*Document section*
All the UK-based reports mentioned previously (see "Early retirement of UK doctors" and "Flexible working") indicated that burnout is a factor in early retirement. The term “burnout” first appeared in the USA. Defined as “a syndrome of emotional exhaustion, cynicism (depersonalisation) and reduced feelings of personal accomplishment in relation to work”, it has been related to decreased productivity.
A 2019 study into the prevalence of burnout amongst UK obstetricians and gynaecologists, conducted by Imperial College London, and supported by the RCOG, found that just under half of trainees and a third of consultants and SAS doctors suffer from burnout. The study found that burnout was associated with increasingly defensive medical practice, a negative impact on physical and mental wellbeing “and is strongly associated with depression, anxiety and suicidal thoughts”. This has clear implications for the retention of doctors as well as on the efficiency and sustainability of the O&G workforce.
A recent editorial in Obstetrics & Gynecology noted that O&G “hovers near the top of any list of burnout among medical specialties”. It agreed that doctors’ resilience may be enhanced by programmes teaching individual skills but also called for a priorities check by institutions: “We must not mistake the call to cultivate resilience as a sign that individual physicians alone can stem the rising tide of burnout”.
Similar problems are occurring in many developed countries. A systematic review of 65 studies (33 from the USA) found doctors’ main reasons for retiring were excessive workload and poor health. In America and Europe, doctors in front-line specialties are most at risk of burnout: Symptoms affect both sexes equally and are more common among doctors than nurses.

Stored data:
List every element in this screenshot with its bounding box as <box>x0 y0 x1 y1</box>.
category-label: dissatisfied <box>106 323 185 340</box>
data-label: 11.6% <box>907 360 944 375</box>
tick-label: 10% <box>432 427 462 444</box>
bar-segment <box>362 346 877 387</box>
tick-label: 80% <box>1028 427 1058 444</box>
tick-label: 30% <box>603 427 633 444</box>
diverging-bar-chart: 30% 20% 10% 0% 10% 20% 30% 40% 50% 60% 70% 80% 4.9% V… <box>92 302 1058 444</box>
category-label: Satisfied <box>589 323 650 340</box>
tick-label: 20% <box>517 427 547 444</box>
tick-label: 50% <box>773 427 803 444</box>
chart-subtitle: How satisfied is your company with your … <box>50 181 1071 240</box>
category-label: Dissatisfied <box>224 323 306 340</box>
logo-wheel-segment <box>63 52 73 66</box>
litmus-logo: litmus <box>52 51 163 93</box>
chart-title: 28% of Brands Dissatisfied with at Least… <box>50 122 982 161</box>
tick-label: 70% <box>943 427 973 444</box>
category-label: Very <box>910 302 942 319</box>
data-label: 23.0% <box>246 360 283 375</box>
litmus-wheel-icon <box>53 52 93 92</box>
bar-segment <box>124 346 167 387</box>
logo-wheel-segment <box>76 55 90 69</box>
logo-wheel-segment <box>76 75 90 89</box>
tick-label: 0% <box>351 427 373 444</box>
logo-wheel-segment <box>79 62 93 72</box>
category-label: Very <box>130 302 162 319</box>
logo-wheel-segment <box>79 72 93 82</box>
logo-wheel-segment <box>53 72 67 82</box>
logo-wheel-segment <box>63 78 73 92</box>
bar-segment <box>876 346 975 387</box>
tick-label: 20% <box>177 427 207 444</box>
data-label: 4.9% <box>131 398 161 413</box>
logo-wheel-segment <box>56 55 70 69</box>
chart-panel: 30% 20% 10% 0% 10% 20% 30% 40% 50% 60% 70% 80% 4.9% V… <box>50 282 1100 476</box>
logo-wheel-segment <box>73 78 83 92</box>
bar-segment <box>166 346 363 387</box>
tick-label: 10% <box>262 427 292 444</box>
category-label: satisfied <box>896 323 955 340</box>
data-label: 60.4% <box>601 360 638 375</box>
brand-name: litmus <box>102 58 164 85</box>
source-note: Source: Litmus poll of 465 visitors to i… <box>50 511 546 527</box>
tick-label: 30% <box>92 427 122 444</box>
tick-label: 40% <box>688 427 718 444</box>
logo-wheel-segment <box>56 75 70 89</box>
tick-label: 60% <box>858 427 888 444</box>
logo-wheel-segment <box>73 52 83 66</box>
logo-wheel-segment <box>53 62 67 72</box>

*Description of the task*
Continue the section on burnout among obstetricians and gynecologists, picking up after its last sentence.

*Task response*
Healthcare organisations in the USA have addressed these problems by making new appointments at Director level, with good results. Guidance on late-career transition has been published in Canada and Australia, and the Royal Australian College of Surgeons has modified its CPD regulations with the help of its Senior Surgeons Group.
In some countries like the USA and Canada, many doctors work beyond the age of 70 for financial reasons, and in some specialties, particularly surgery and anaesthetics, doctors are concerned that ageing may affect their technical ability. An international review, however, found considerable individual variation and concluded that assessment of competence should focus on functional ability rather than chronological age.
O&G is a rewarding career but it is also a challenging one. This is well known and more needs to be done to move beyond traditional cultures of endurance and stoicism, which is having a very real and adverse effect on many doctors. There is a specific role here for the NHS and institutions, for them to look at the cultures and processes within their own departments and to honestly ask if they are doing enough to support their workforce.
The consequences of not doing so not only affects the retention of doctors but can lead to avoidable and often tragic outcomes.